Given information:
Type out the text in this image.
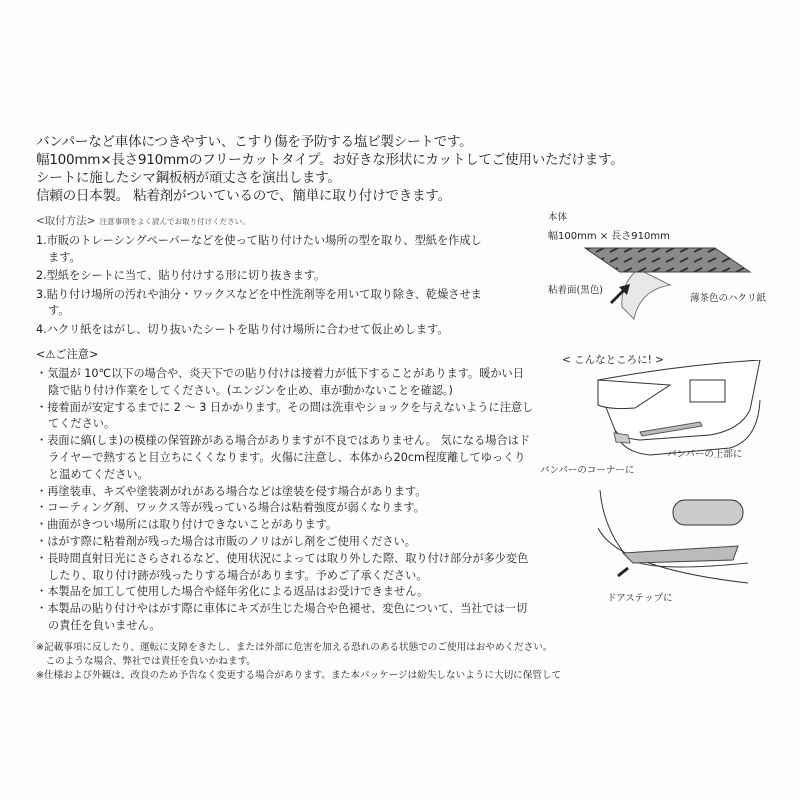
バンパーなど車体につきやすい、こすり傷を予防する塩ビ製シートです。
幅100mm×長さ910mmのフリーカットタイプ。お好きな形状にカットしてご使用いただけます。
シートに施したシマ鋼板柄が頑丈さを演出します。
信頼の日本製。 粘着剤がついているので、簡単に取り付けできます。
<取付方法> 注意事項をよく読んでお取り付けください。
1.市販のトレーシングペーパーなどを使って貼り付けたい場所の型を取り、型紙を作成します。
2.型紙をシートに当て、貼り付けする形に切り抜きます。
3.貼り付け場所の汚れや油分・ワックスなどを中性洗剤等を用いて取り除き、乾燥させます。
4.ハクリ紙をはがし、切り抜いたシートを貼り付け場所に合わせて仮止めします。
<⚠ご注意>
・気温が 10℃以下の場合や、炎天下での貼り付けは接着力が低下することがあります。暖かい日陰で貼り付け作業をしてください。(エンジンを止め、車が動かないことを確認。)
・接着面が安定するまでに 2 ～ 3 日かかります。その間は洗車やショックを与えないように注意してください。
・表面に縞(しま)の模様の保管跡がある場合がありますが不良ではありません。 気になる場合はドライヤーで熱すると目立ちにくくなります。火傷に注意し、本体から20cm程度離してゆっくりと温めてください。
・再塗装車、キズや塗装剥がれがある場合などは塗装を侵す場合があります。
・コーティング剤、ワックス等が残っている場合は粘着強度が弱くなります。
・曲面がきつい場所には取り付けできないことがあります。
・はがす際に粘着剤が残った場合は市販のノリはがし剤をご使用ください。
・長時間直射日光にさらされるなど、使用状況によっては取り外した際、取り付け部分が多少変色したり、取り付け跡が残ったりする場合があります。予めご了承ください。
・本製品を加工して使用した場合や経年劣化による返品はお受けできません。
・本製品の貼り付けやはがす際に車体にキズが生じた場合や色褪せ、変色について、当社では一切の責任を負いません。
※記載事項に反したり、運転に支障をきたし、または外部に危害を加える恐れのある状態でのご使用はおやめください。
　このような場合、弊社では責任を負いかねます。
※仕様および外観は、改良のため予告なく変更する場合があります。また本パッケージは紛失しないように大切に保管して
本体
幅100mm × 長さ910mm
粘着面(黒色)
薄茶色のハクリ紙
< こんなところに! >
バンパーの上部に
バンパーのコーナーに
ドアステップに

Exercise goal: Could you reproduce every record above exactly, leaving out the pictures?

Task response:
Type out the text in this image.
バンパーなど車体につきやすい、こすり傷を予防する塩ビ製シートです。
幅100mm×長さ910mmのフリーカットタイプ。お好きな形状にカットしてご使用いただけます。
シートに施したシマ鋼板柄が頑丈さを演出します。
信頼の日本製。 粘着剤がついているので、簡単に取り付けできます。
<取付方法> 注意事項をよく読んでお取り付けください。
1.市販のトレーシングペーパーなどを使って貼り付けたい場所の型を取り、型紙を作成します。
2.型紙をシートに当て、貼り付けする形に切り抜きます。
3.貼り付け場所の汚れや油分・ワックスなどを中性洗剤等を用いて取り除き、乾燥させます。
4.ハクリ紙をはがし、切り抜いたシートを貼り付け場所に合わせて仮止めします。
<⚠ご注意>
・気温が 10℃以下の場合や、炎天下での貼り付けは接着力が低下することがあります。暖かい日陰で貼り付け作業をしてください。(エンジンを止め、車が動かないことを確認。)
・接着面が安定するまでに 2 ～ 3 日かかります。その間は洗車やショックを与えないように注意してください。
・表面に縞(しま)の模様の保管跡がある場合がありますが不良ではありません。 気になる場合はドライヤーで熱すると目立ちにくくなります。火傷に注意し、本体から20cm程度離してゆっくりと温めてください。
・再塗装車、キズや塗装剥がれがある場合などは塗装を侵す場合があります。
・コーティング剤、ワックス等が残っている場合は粘着強度が弱くなります。
・曲面がきつい場所には取り付けできないことがあります。
・はがす際に粘着剤が残った場合は市販のノリはがし剤をご使用ください。
・長時間直射日光にさらされるなど、使用状況によっては取り外した際、取り付け部分が多少変色したり、取り付け跡が残ったりする場合があります。予めご了承ください。
・本製品を加工して使用した場合や経年劣化による返品はお受けできません。
・本製品の貼り付けやはがす際に車体にキズが生じた場合や色褪せ、変色について、当社では一切の責任を負いません。
※記載事項に反したり、運転に支障をきたし、または外部に危害を加える恐れのある状態でのご使用はおやめください。
　このような場合、弊社では責任を負いかねます。
※仕様および外観は、改良のため予告なく変更する場合があります。また本パッケージは紛失しないように大切に保管して
本体
幅100mm × 長さ910mm
粘着面(黒色)
薄茶色のハクリ紙
< こんなところに! >
バンパーの上部に
バンパーのコーナーに
ドアステップに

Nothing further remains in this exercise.